++++ PROVIDED RECORDS ++++
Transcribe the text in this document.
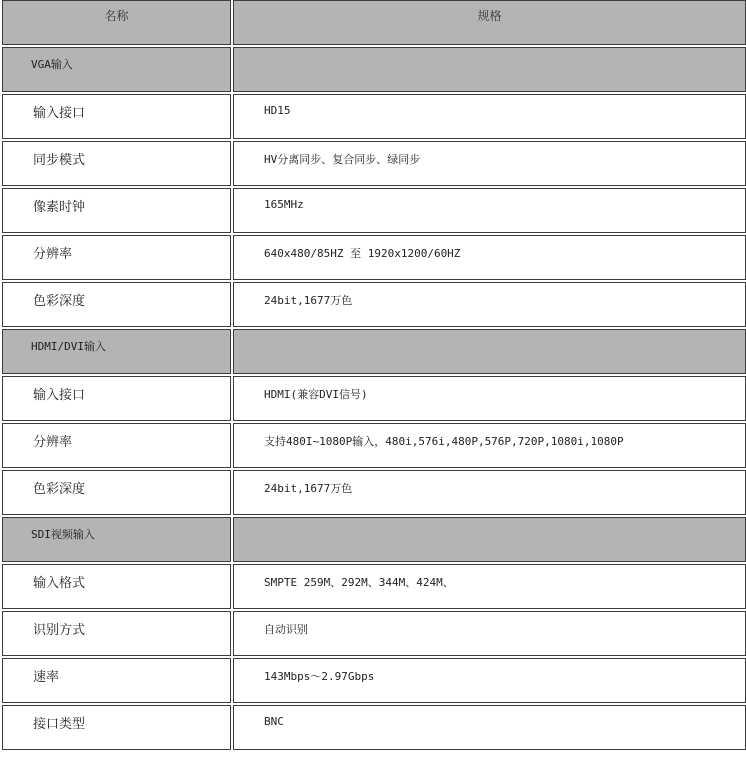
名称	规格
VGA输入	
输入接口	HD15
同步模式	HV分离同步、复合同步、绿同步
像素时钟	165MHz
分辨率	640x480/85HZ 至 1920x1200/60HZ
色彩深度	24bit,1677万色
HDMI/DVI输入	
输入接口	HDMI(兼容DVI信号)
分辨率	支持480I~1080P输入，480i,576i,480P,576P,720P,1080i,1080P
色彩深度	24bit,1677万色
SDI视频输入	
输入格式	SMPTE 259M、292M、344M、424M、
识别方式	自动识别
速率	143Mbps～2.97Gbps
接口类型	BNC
++++
++++ PROVIDED RECORDS ++++
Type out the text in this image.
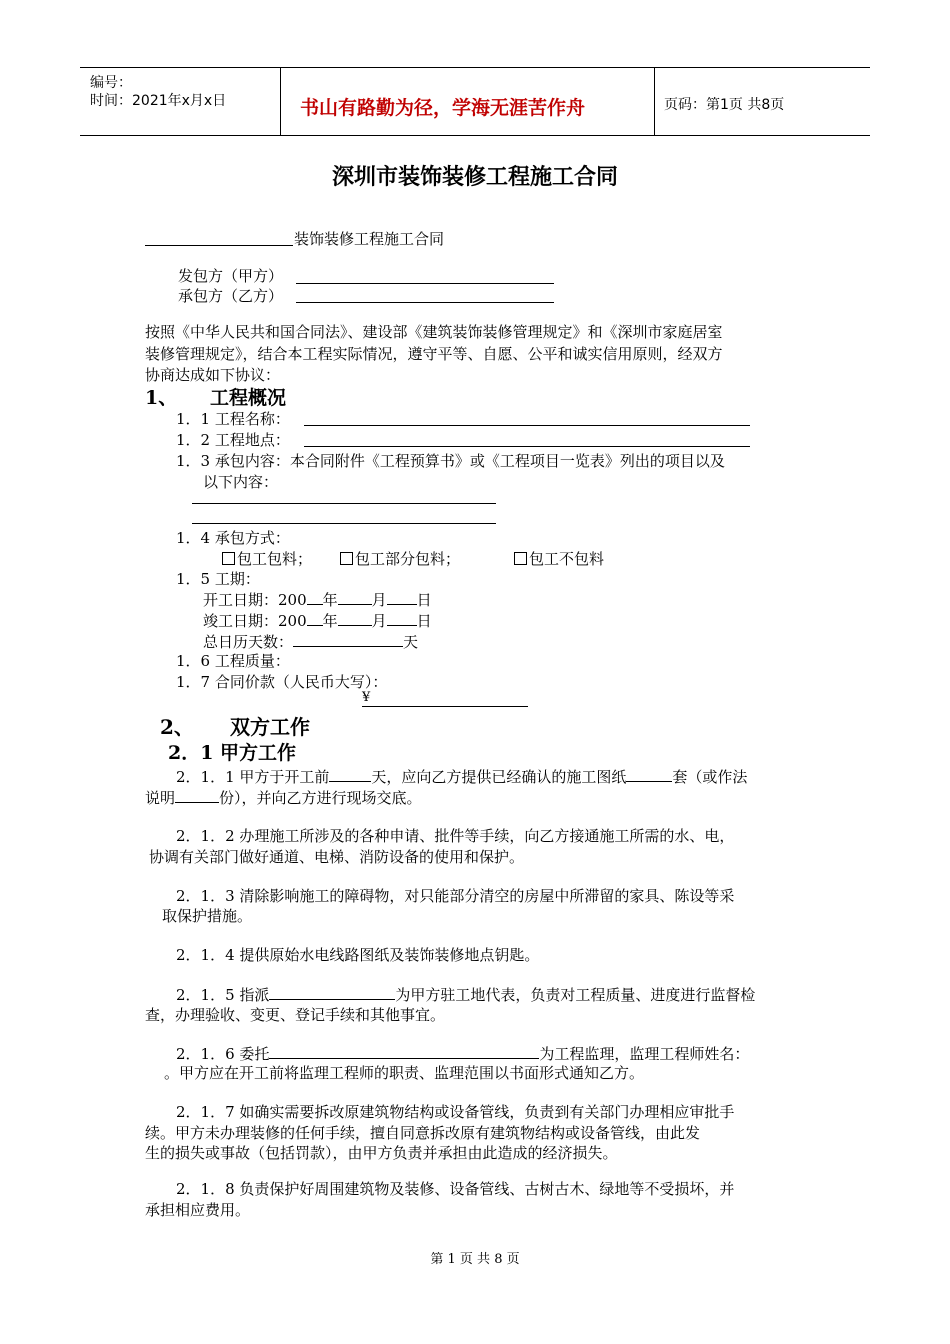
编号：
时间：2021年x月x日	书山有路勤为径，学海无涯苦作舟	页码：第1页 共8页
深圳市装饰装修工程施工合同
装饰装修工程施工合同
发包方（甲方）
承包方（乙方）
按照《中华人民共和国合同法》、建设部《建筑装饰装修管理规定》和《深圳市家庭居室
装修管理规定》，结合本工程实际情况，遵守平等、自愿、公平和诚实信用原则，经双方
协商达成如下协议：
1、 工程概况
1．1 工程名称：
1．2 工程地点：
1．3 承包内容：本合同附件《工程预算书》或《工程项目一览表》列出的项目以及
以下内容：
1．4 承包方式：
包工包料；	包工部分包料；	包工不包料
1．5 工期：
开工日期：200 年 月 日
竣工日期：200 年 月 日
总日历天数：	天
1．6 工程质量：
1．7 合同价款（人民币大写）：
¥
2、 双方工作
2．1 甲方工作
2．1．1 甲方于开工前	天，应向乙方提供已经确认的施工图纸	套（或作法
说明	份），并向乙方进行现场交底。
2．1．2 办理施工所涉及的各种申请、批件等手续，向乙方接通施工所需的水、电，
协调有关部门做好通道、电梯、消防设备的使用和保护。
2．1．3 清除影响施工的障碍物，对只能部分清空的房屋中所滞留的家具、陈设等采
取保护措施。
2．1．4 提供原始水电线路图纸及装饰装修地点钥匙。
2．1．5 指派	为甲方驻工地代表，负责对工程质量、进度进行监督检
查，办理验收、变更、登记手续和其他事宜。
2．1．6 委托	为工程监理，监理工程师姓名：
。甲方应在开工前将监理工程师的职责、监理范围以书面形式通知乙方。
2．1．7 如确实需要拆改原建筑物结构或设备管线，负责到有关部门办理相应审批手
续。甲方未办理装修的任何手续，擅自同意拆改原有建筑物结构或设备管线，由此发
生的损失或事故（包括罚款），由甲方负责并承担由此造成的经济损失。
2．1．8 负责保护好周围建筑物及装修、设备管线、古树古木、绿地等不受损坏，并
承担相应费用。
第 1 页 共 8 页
++++
EXERCISE REQUIREMENTS: Gather each line holding the string "text".

ANSWER TO THE TASK:
Transcribe the text in this document.
Type out the text in this image.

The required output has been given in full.